Goal>
Set down all of the data that follows word for word, without the images.

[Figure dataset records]
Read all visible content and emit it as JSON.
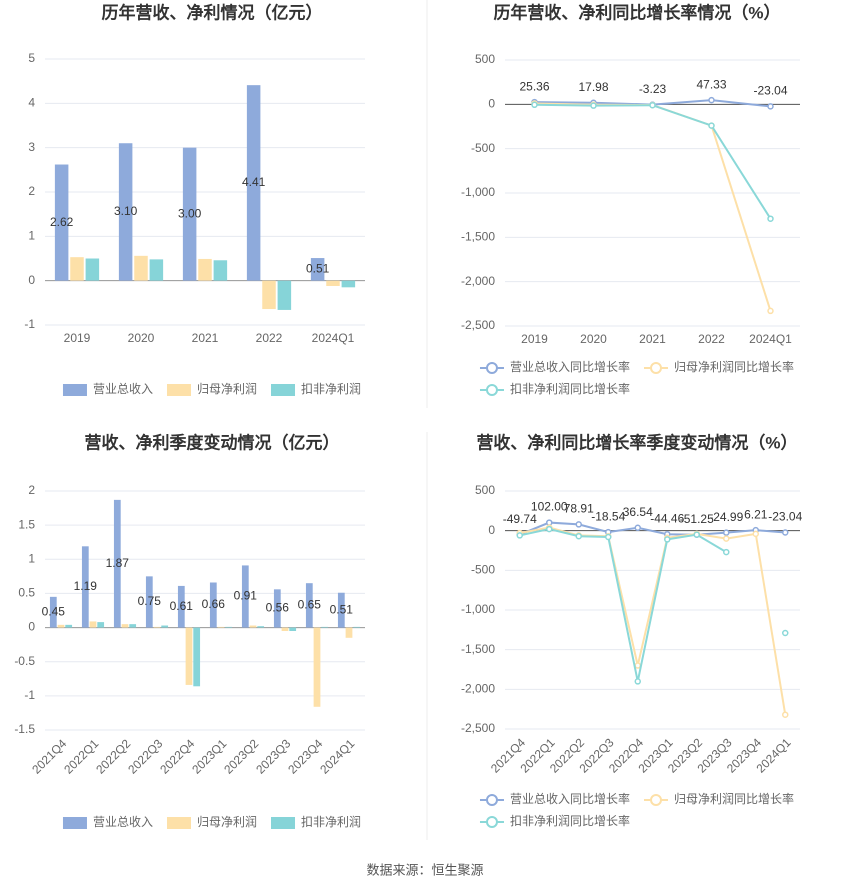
{
  "chart_data": [
    {
      "type": "bar",
      "title": "历年营收、净利情况（亿元）",
      "categories": [
        "2019",
        "2020",
        "2021",
        "2022",
        "2024Q1"
      ],
      "series": [
        {
          "name": "营业总收入",
          "color": "#8eaadb",
          "values": [
            2.62,
            3.1,
            3.0,
            4.41,
            0.51
          ],
          "value_labels": [
            "2.62",
            "3.10",
            "3.00",
            "4.41",
            "0.51"
          ]
        },
        {
          "name": "归母净利润",
          "color": "#fde0a8",
          "values": [
            0.53,
            0.56,
            0.49,
            -0.64,
            -0.12
          ]
        },
        {
          "name": "扣非净利润",
          "color": "#86d4d8",
          "values": [
            0.5,
            0.48,
            0.46,
            -0.66,
            -0.15
          ]
        }
      ],
      "ylim": [
        -1,
        5
      ],
      "yticks": [
        -1,
        0,
        1,
        2,
        3,
        4,
        5
      ],
      "grid": true
    },
    {
      "type": "line",
      "title": "历年营收、净利同比增长率情况（%）",
      "categories": [
        "2019",
        "2020",
        "2021",
        "2022",
        "2024Q1"
      ],
      "series": [
        {
          "name": "营业总收入同比增长率",
          "color": "#8eaadb",
          "values": [
            25.36,
            17.98,
            -3.23,
            47.33,
            -23.04
          ],
          "data_labels": true
        },
        {
          "name": "归母净利润同比增长率",
          "color": "#fde0a8",
          "values": [
            10,
            -5,
            -8,
            -240,
            -2330
          ]
        },
        {
          "name": "扣非净利润同比增长率",
          "color": "#8ad8d8",
          "values": [
            -5,
            -15,
            -10,
            -240,
            -1290
          ]
        }
      ],
      "ylim": [
        -2500,
        500
      ],
      "yticks": [
        500,
        0,
        -500,
        {
          "value": -1000,
          "label": "-1,000"
        },
        {
          "value": -1500,
          "label": "-1,500"
        },
        {
          "value": -2000,
          "label": "-2,000"
        },
        {
          "value": -2500,
          "label": "-2,500"
        }
      ],
      "grid": true
    },
    {
      "type": "bar",
      "title": "营收、净利季度变动情况（亿元）",
      "categories": [
        "2021Q4",
        "2022Q1",
        "2022Q2",
        "2022Q3",
        "2022Q4",
        "2023Q1",
        "2023Q2",
        "2023Q3",
        "2023Q4",
        "2024Q1"
      ],
      "series": [
        {
          "name": "营业总收入",
          "color": "#8eaadb",
          "values": [
            0.45,
            1.19,
            1.87,
            0.75,
            0.61,
            0.66,
            0.91,
            0.56,
            0.65,
            0.51
          ],
          "data_labels": true
        },
        {
          "name": "归母净利润",
          "color": "#fde0a8",
          "values": [
            0.04,
            0.09,
            0.05,
            0.01,
            -0.84,
            0.01,
            0.03,
            -0.05,
            -1.16,
            -0.15
          ]
        },
        {
          "name": "扣非净利润",
          "color": "#86d4d8",
          "values": [
            0.04,
            0.08,
            0.05,
            0.03,
            -0.86,
            0.01,
            0.02,
            -0.05,
            0.01,
            0.01
          ]
        }
      ],
      "ylim": [
        -1.5,
        2
      ],
      "yticks": [
        -1.5,
        -1,
        -0.5,
        0,
        0.5,
        1,
        1.5,
        2
      ],
      "grid": true
    },
    {
      "type": "line",
      "title": "营收、净利同比增长率季度变动情况（%）",
      "categories": [
        "2021Q4",
        "2022Q1",
        "2022Q2",
        "2022Q3",
        "2022Q4",
        "2023Q1",
        "2023Q2",
        "2023Q3",
        "2023Q4",
        "2024Q1"
      ],
      "series": [
        {
          "name": "营业总收入同比增长率",
          "color": "#8eaadb",
          "values": [
            -49.74,
            102.0,
            78.91,
            -18.54,
            36.54,
            -44.46,
            -51.25,
            -24.99,
            6.21,
            -23.04
          ],
          "value_labels": [
            "-49.74",
            "102.00",
            "78.91",
            "-18.54",
            "36.54",
            "-44.46",
            "-51.25",
            "-24.99",
            "6.21",
            "-23.04"
          ]
        },
        {
          "name": "归母净利润同比增长率",
          "color": "#fde0a8",
          "values": [
            -30,
            40,
            -60,
            -70,
            -1700,
            -90,
            -40,
            -100,
            -40,
            -2320
          ]
        },
        {
          "name": "扣非净利润同比增长率",
          "color": "#8ad8d8",
          "values": [
            -60,
            20,
            -70,
            -80,
            -1900,
            -110,
            -50,
            -270,
            null,
            -1290
          ]
        }
      ],
      "ylim": [
        -2500,
        500
      ],
      "yticks": [
        500,
        0,
        -500,
        {
          "value": -1000,
          "label": "-1,000"
        },
        {
          "value": -1500,
          "label": "-1,500"
        },
        {
          "value": -2000,
          "label": "-2,000"
        },
        {
          "value": -2500,
          "label": "-2,500"
        }
      ],
      "grid": true
    }
  ],
  "source": "数据来源：恒生聚源"
}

Reply>
Read all visible content and emit it as JSON.
{
  "chart_data": [
    {
      "type": "bar",
      "title": "历年营收、净利情况（亿元）",
      "categories": [
        "2019",
        "2020",
        "2021",
        "2022",
        "2024Q1"
      ],
      "series": [
        {
          "name": "营业总收入",
          "color": "#8eaadb",
          "values": [
            2.62,
            3.1,
            3.0,
            4.41,
            0.51
          ],
          "value_labels": [
            "2.62",
            "3.10",
            "3.00",
            "4.41",
            "0.51"
          ]
        },
        {
          "name": "归母净利润",
          "color": "#fde0a8",
          "values": [
            0.53,
            0.56,
            0.49,
            -0.64,
            -0.12
          ]
        },
        {
          "name": "扣非净利润",
          "color": "#86d4d8",
          "values": [
            0.5,
            0.48,
            0.46,
            -0.66,
            -0.15
          ]
        }
      ],
      "ylim": [
        -1,
        5
      ],
      "yticks": [
        -1,
        0,
        1,
        2,
        3,
        4,
        5
      ],
      "grid": true
    },
    {
      "type": "line",
      "title": "历年营收、净利同比增长率情况（%）",
      "categories": [
        "2019",
        "2020",
        "2021",
        "2022",
        "2024Q1"
      ],
      "series": [
        {
          "name": "营业总收入同比增长率",
          "color": "#8eaadb",
          "values": [
            25.36,
            17.98,
            -3.23,
            47.33,
            -23.04
          ],
          "data_labels": true
        },
        {
          "name": "归母净利润同比增长率",
          "color": "#fde0a8",
          "values": [
            10,
            -5,
            -8,
            -240,
            -2330
          ]
        },
        {
          "name": "扣非净利润同比增长率",
          "color": "#8ad8d8",
          "values": [
            -5,
            -15,
            -10,
            -240,
            -1290
          ]
        }
      ],
      "ylim": [
        -2500,
        500
      ],
      "yticks": [
        500,
        0,
        -500,
        {
          "value": -1000,
          "label": "-1,000"
        },
        {
          "value": -1500,
          "label": "-1,500"
        },
        {
          "value": -2000,
          "label": "-2,000"
        },
        {
          "value": -2500,
          "label": "-2,500"
        }
      ],
      "grid": true
    },
    {
      "type": "bar",
      "title": "营收、净利季度变动情况（亿元）",
      "categories": [
        "2021Q4",
        "2022Q1",
        "2022Q2",
        "2022Q3",
        "2022Q4",
        "2023Q1",
        "2023Q2",
        "2023Q3",
        "2023Q4",
        "2024Q1"
      ],
      "series": [
        {
          "name": "营业总收入",
          "color": "#8eaadb",
          "values": [
            0.45,
            1.19,
            1.87,
            0.75,
            0.61,
            0.66,
            0.91,
            0.56,
            0.65,
            0.51
          ],
          "data_labels": true
        },
        {
          "name": "归母净利润",
          "color": "#fde0a8",
          "values": [
            0.04,
            0.09,
            0.05,
            0.01,
            -0.84,
            0.01,
            0.03,
            -0.05,
            -1.16,
            -0.15
          ]
        },
        {
          "name": "扣非净利润",
          "color": "#86d4d8",
          "values": [
            0.04,
            0.08,
            0.05,
            0.03,
            -0.86,
            0.01,
            0.02,
            -0.05,
            0.01,
            0.01
          ]
        }
      ],
      "ylim": [
        -1.5,
        2
      ],
      "yticks": [
        -1.5,
        -1,
        -0.5,
        0,
        0.5,
        1,
        1.5,
        2
      ],
      "grid": true
    },
    {
      "type": "line",
      "title": "营收、净利同比增长率季度变动情况（%）",
      "categories": [
        "2021Q4",
        "2022Q1",
        "2022Q2",
        "2022Q3",
        "2022Q4",
        "2023Q1",
        "2023Q2",
        "2023Q3",
        "2023Q4",
        "2024Q1"
      ],
      "series": [
        {
          "name": "营业总收入同比增长率",
          "color": "#8eaadb",
          "values": [
            -49.74,
            102.0,
            78.91,
            -18.54,
            36.54,
            -44.46,
            -51.25,
            -24.99,
            6.21,
            -23.04
          ],
          "value_labels": [
            "-49.74",
            "102.00",
            "78.91",
            "-18.54",
            "36.54",
            "-44.46",
            "-51.25",
            "-24.99",
            "6.21",
            "-23.04"
          ]
        },
        {
          "name": "归母净利润同比增长率",
          "color": "#fde0a8",
          "values": [
            -30,
            40,
            -60,
            -70,
            -1700,
            -90,
            -40,
            -100,
            -40,
            -2320
          ]
        },
        {
          "name": "扣非净利润同比增长率",
          "color": "#8ad8d8",
          "values": [
            -60,
            20,
            -70,
            -80,
            -1900,
            -110,
            -50,
            -270,
            null,
            -1290
          ]
        }
      ],
      "ylim": [
        -2500,
        500
      ],
      "yticks": [
        500,
        0,
        -500,
        {
          "value": -1000,
          "label": "-1,000"
        },
        {
          "value": -1500,
          "label": "-1,500"
        },
        {
          "value": -2000,
          "label": "-2,000"
        },
        {
          "value": -2500,
          "label": "-2,500"
        }
      ],
      "grid": true
    }
  ],
  "source": "数据来源：恒生聚源"
}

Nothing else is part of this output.